[Dataset records on visual material]
==============================
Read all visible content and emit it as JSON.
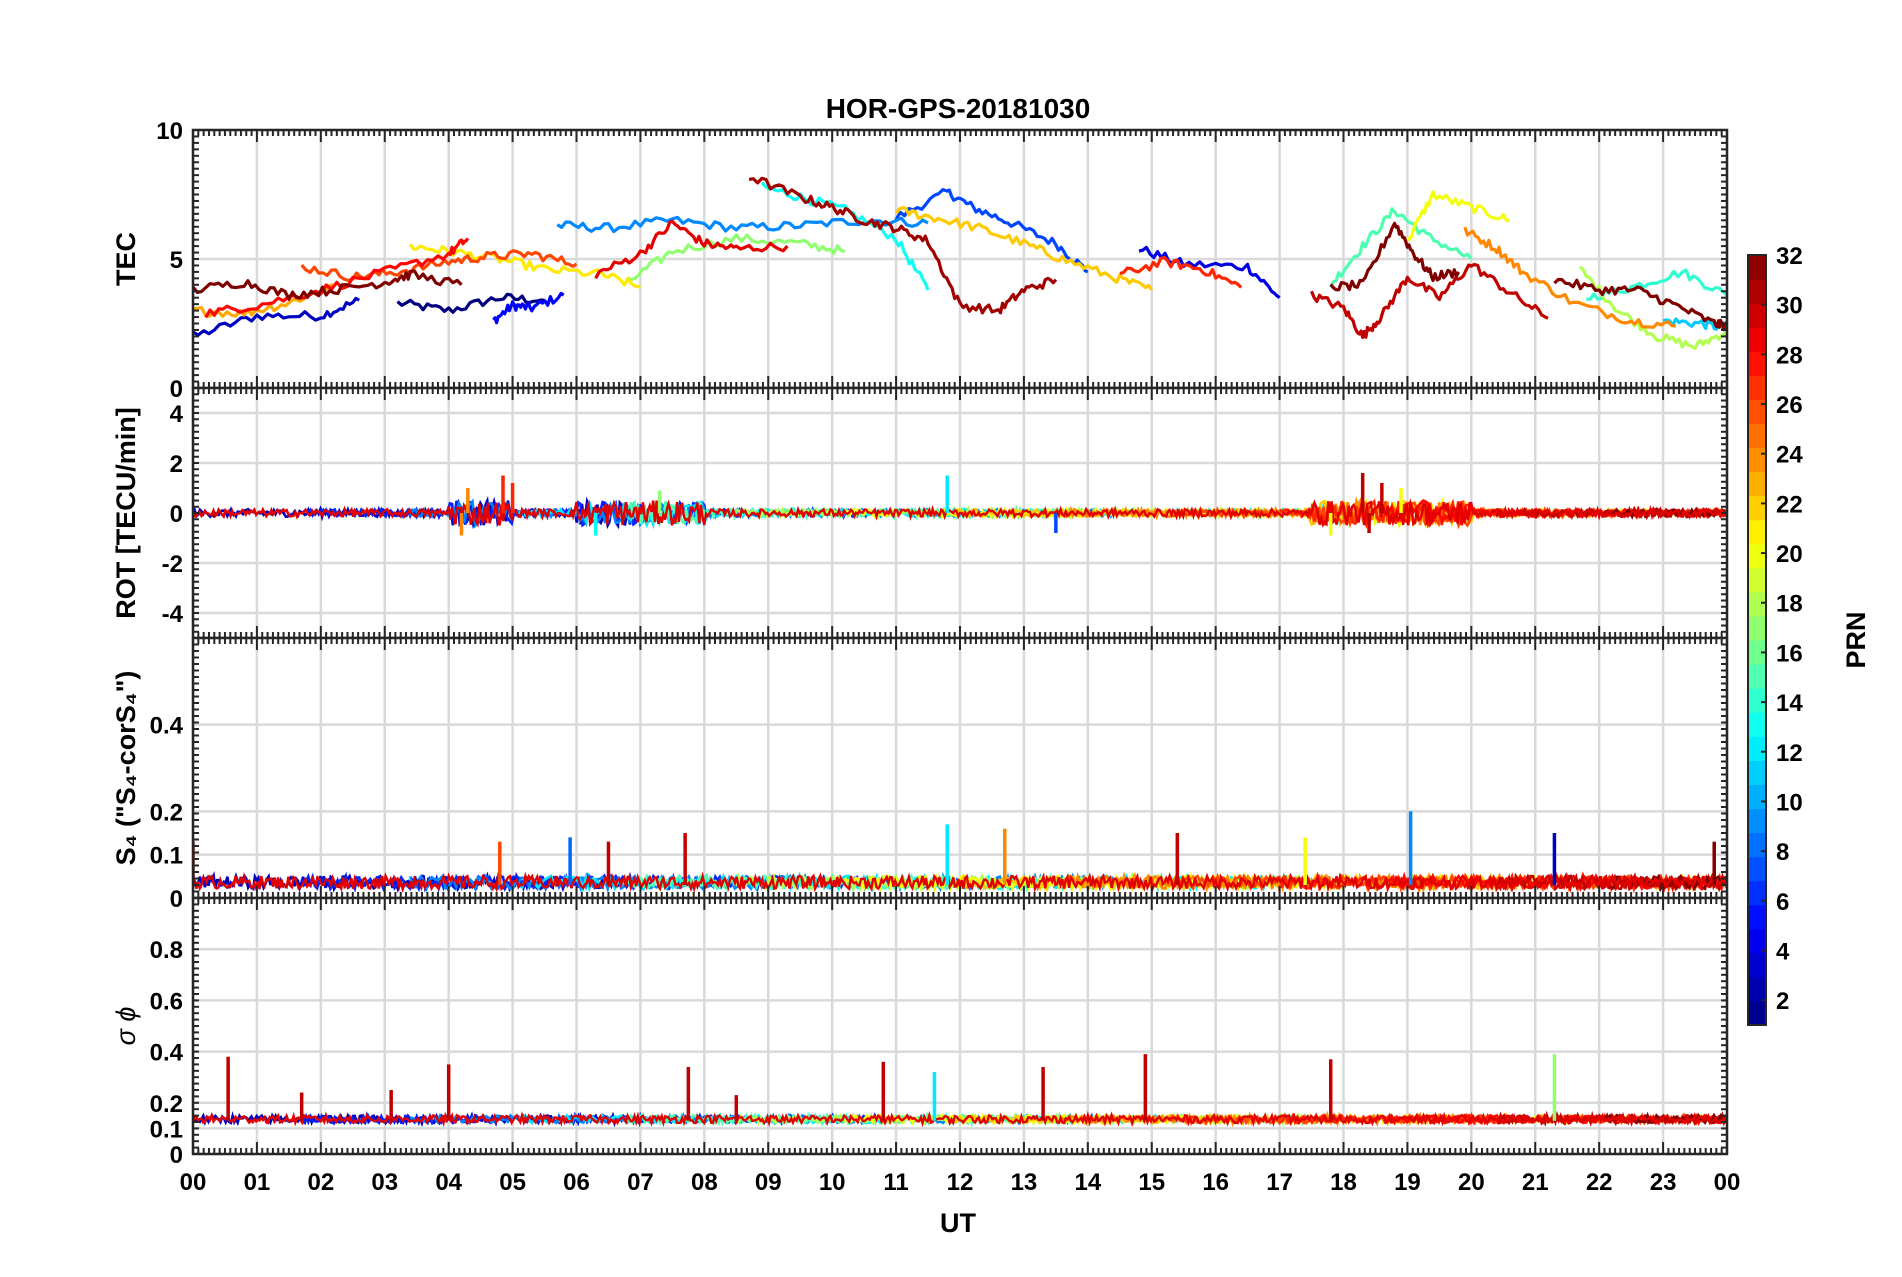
{
  "chart_data": {
    "type": "line",
    "title": "HOR-GPS-20181030",
    "xlabel": "UT",
    "x_tick_labels": [
      "00",
      "01",
      "02",
      "03",
      "04",
      "05",
      "06",
      "07",
      "08",
      "09",
      "10",
      "11",
      "12",
      "13",
      "14",
      "15",
      "16",
      "17",
      "18",
      "19",
      "20",
      "21",
      "22",
      "23",
      "00"
    ],
    "xlim": [
      0,
      24
    ],
    "grid": true,
    "colorbar": {
      "label": "PRN",
      "range": [
        1,
        32
      ],
      "tick_labels": [
        "2",
        "4",
        "6",
        "8",
        "10",
        "12",
        "14",
        "16",
        "18",
        "20",
        "22",
        "24",
        "26",
        "28",
        "30",
        "32"
      ],
      "tick_values": [
        2,
        4,
        6,
        8,
        10,
        12,
        14,
        16,
        18,
        20,
        22,
        24,
        26,
        28,
        30,
        32
      ],
      "colormap": "jet",
      "placement": "right"
    },
    "panels": [
      {
        "id": "tec",
        "ylabel": "TEC",
        "ylim": [
          0,
          10
        ],
        "y_tick_values": [
          0,
          5,
          10
        ],
        "y_tick_labels": [
          "0",
          "5",
          "10"
        ],
        "series": [
          {
            "prn": 1,
            "x": [
              3.2,
              4.0,
              4.8,
              5.5
            ],
            "y": [
              3.3,
              3.0,
              3.5,
              3.4
            ]
          },
          {
            "prn": 3,
            "x": [
              0.0,
              1.0,
              2.0,
              2.6
            ],
            "y": [
              2.0,
              2.8,
              2.8,
              3.4
            ]
          },
          {
            "prn": 5,
            "x": [
              4.7,
              5.0,
              5.3,
              5.8
            ],
            "y": [
              2.6,
              3.2,
              3.1,
              3.6
            ]
          },
          {
            "prn": 7,
            "x": [
              11.0,
              11.8,
              12.2,
              12.8,
              13.5,
              14.0
            ],
            "y": [
              6.6,
              7.6,
              7.0,
              6.4,
              5.6,
              4.5
            ]
          },
          {
            "prn": 4,
            "x": [
              14.8,
              15.5,
              16.5,
              17.0
            ],
            "y": [
              5.4,
              4.8,
              4.7,
              3.5
            ]
          },
          {
            "prn": 9,
            "x": [
              5.7,
              6.5,
              7.5,
              8.5,
              9.5,
              10.5,
              11.5
            ],
            "y": [
              6.3,
              6.2,
              6.5,
              6.2,
              6.3,
              6.5,
              6.4
            ]
          },
          {
            "prn": 11,
            "x": [
              23.0,
              23.6,
              24.0
            ],
            "y": [
              2.6,
              2.5,
              2.3
            ]
          },
          {
            "prn": 13,
            "x": [
              8.9,
              9.5,
              10.2,
              11.0,
              11.5
            ],
            "y": [
              7.8,
              7.4,
              6.9,
              5.8,
              3.8
            ]
          },
          {
            "prn": 14,
            "x": [
              21.8,
              22.5,
              23.3,
              24.0
            ],
            "y": [
              3.5,
              3.9,
              4.5,
              3.6
            ]
          },
          {
            "prn": 15,
            "x": [
              17.8,
              18.3,
              18.8,
              19.3,
              20.0
            ],
            "y": [
              4.0,
              5.5,
              6.9,
              5.9,
              5.0
            ]
          },
          {
            "prn": 17,
            "x": [
              6.8,
              7.5,
              8.5,
              9.5,
              10.2
            ],
            "y": [
              4.1,
              5.3,
              5.8,
              5.6,
              5.3
            ]
          },
          {
            "prn": 18,
            "x": [
              21.7,
              22.3,
              22.9,
              23.5,
              24.0
            ],
            "y": [
              4.6,
              3.0,
              2.0,
              1.6,
              2.2
            ]
          },
          {
            "prn": 20,
            "x": [
              19.0,
              19.4,
              20.0,
              20.6
            ],
            "y": [
              5.7,
              7.5,
              7.0,
              6.5
            ]
          },
          {
            "prn": 21,
            "x": [
              3.4,
              4.0,
              4.8,
              5.5,
              6.4,
              7.0
            ],
            "y": [
              5.5,
              5.3,
              5.0,
              4.6,
              4.4,
              3.9
            ]
          },
          {
            "prn": 22,
            "x": [
              11.0,
              11.6,
              12.3,
              13.0,
              13.6,
              14.4,
              15.0
            ],
            "y": [
              6.9,
              6.6,
              6.2,
              5.6,
              5.0,
              4.3,
              3.8
            ]
          },
          {
            "prn": 23,
            "x": [
              0.0,
              0.8,
              1.5,
              2.2
            ],
            "y": [
              3.0,
              2.9,
              3.3,
              4.0
            ]
          },
          {
            "prn": 24,
            "x": [
              19.9,
              20.4,
              20.8,
              21.6,
              22.5,
              23.2
            ],
            "y": [
              6.1,
              5.4,
              4.5,
              3.3,
              2.6,
              2.4
            ]
          },
          {
            "prn": 26,
            "x": [
              1.7,
              2.5,
              3.2,
              4.0,
              4.6,
              5.3,
              6.0
            ],
            "y": [
              4.7,
              4.3,
              4.5,
              4.9,
              5.1,
              5.2,
              4.8
            ]
          },
          {
            "prn": 28,
            "x": [
              0.2,
              1.0,
              2.0,
              3.0,
              4.0,
              4.3
            ],
            "y": [
              2.9,
              3.2,
              3.8,
              4.5,
              5.2,
              5.8
            ]
          },
          {
            "prn": 27,
            "x": [
              14.5,
              15.2,
              15.8,
              16.4
            ],
            "y": [
              4.4,
              4.9,
              4.6,
              3.9
            ]
          },
          {
            "prn": 29,
            "x": [
              6.3,
              7.0,
              7.5,
              8.0,
              8.5,
              9.3
            ],
            "y": [
              4.4,
              5.2,
              6.4,
              5.6,
              5.4,
              5.5
            ]
          },
          {
            "prn": 30,
            "x": [
              17.5,
              18.0,
              18.3,
              18.6,
              19.0,
              19.5,
              20.0,
              20.6,
              21.2
            ],
            "y": [
              3.6,
              3.1,
              2.0,
              2.8,
              4.3,
              3.5,
              4.8,
              3.7,
              2.7
            ]
          },
          {
            "prn": 31,
            "x": [
              8.7,
              9.5,
              10.0,
              10.5,
              11.0,
              11.5,
              12.0,
              12.6,
              13.0,
              13.5
            ],
            "y": [
              8.2,
              7.4,
              7.0,
              6.5,
              6.2,
              5.7,
              3.2,
              3.0,
              3.8,
              4.2
            ]
          },
          {
            "prn": 32,
            "x": [
              0.0,
              0.8,
              1.5,
              2.2,
              3.0,
              3.4,
              4.2
            ],
            "y": [
              3.8,
              4.1,
              3.6,
              3.8,
              4.1,
              4.4,
              4.0
            ]
          },
          {
            "prn": 32,
            "x": [
              17.8,
              18.3,
              18.8,
              19.1,
              19.4,
              19.8
            ],
            "y": [
              3.9,
              4.0,
              6.4,
              5.2,
              4.3,
              4.5
            ]
          },
          {
            "prn": 32,
            "x": [
              21.3,
              22.0,
              22.6,
              23.2,
              23.8,
              24.0
            ],
            "y": [
              4.2,
              3.8,
              3.8,
              3.2,
              2.5,
              2.4
            ]
          }
        ]
      },
      {
        "id": "rot",
        "ylabel": "ROT [TECU/min]",
        "ylim": [
          -5,
          5
        ],
        "y_tick_values": [
          -4,
          -2,
          0,
          2,
          4
        ],
        "y_tick_labels": [
          "-4",
          "-2",
          "0",
          "2",
          "4"
        ],
        "noise": {
          "baseline": 0,
          "typical_amplitude": 0.15,
          "active_windows_hours": [
            [
              4.0,
              5.0
            ],
            [
              6.0,
              8.0
            ],
            [
              17.5,
              20.0
            ]
          ],
          "active_amplitude": 0.5
        },
        "spikes": [
          {
            "x": 4.2,
            "y": -0.9,
            "prn": 24
          },
          {
            "x": 4.3,
            "y": 1.0,
            "prn": 24
          },
          {
            "x": 4.85,
            "y": 1.5,
            "prn": 27
          },
          {
            "x": 5.0,
            "y": 1.2,
            "prn": 27
          },
          {
            "x": 6.3,
            "y": -0.9,
            "prn": 13
          },
          {
            "x": 7.3,
            "y": 0.9,
            "prn": 17
          },
          {
            "x": 11.8,
            "y": 1.5,
            "prn": 12
          },
          {
            "x": 13.5,
            "y": -0.8,
            "prn": 7
          },
          {
            "x": 17.8,
            "y": -0.9,
            "prn": 20
          },
          {
            "x": 18.3,
            "y": 1.6,
            "prn": 30
          },
          {
            "x": 18.6,
            "y": 1.2,
            "prn": 30
          },
          {
            "x": 18.9,
            "y": 1.0,
            "prn": 20
          },
          {
            "x": 18.4,
            "y": -0.8,
            "prn": 30
          }
        ]
      },
      {
        "id": "s4",
        "ylabel": "S₄ (\"S₄-corS₄\")",
        "ylim": [
          0,
          0.6
        ],
        "y_tick_values": [
          0,
          0.1,
          0.2,
          0.4
        ],
        "y_tick_labels": [
          "0",
          "0.1",
          "0.2",
          "0.4"
        ],
        "noise": {
          "baseline": 0.03,
          "typical_amplitude": 0.03
        },
        "spikes": [
          {
            "x": 0.0,
            "y": 0.13,
            "prn": 32
          },
          {
            "x": 4.8,
            "y": 0.13,
            "prn": 26
          },
          {
            "x": 5.9,
            "y": 0.14,
            "prn": 8
          },
          {
            "x": 6.5,
            "y": 0.13,
            "prn": 30
          },
          {
            "x": 7.7,
            "y": 0.15,
            "prn": 30
          },
          {
            "x": 11.8,
            "y": 0.17,
            "prn": 12
          },
          {
            "x": 12.7,
            "y": 0.16,
            "prn": 24
          },
          {
            "x": 15.4,
            "y": 0.15,
            "prn": 30
          },
          {
            "x": 17.4,
            "y": 0.14,
            "prn": 20
          },
          {
            "x": 19.05,
            "y": 0.2,
            "prn": 9
          },
          {
            "x": 21.3,
            "y": 0.15,
            "prn": 3
          },
          {
            "x": 23.8,
            "y": 0.13,
            "prn": 32
          }
        ]
      },
      {
        "id": "sigma_phi",
        "ylabel": "σ ϕ",
        "ylim": [
          0,
          1.0
        ],
        "y_tick_values": [
          0,
          0.1,
          0.2,
          0.4,
          0.6,
          0.8
        ],
        "y_tick_labels": [
          "0",
          "0.1",
          "0.2",
          "0.4",
          "0.6",
          "0.8"
        ],
        "noise": {
          "baseline": 0.13,
          "typical_amplitude": 0.03
        },
        "spikes": [
          {
            "x": 0.55,
            "y": 0.38,
            "prn": 30
          },
          {
            "x": 1.7,
            "y": 0.24,
            "prn": 30
          },
          {
            "x": 3.1,
            "y": 0.25,
            "prn": 30
          },
          {
            "x": 4.0,
            "y": 0.35,
            "prn": 30
          },
          {
            "x": 7.75,
            "y": 0.34,
            "prn": 30
          },
          {
            "x": 8.5,
            "y": 0.23,
            "prn": 30
          },
          {
            "x": 10.8,
            "y": 0.36,
            "prn": 30
          },
          {
            "x": 11.6,
            "y": 0.32,
            "prn": 12
          },
          {
            "x": 13.3,
            "y": 0.34,
            "prn": 30
          },
          {
            "x": 14.9,
            "y": 0.39,
            "prn": 30
          },
          {
            "x": 17.8,
            "y": 0.37,
            "prn": 30
          },
          {
            "x": 21.3,
            "y": 0.39,
            "prn": 17
          }
        ]
      }
    ]
  }
}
==============================
__Task directions__: Every line above that contains the word "baseline" should be reported.

__Task response__:
          "baseline": 0,
          "baseline": 0.03,
          "baseline": 0.13,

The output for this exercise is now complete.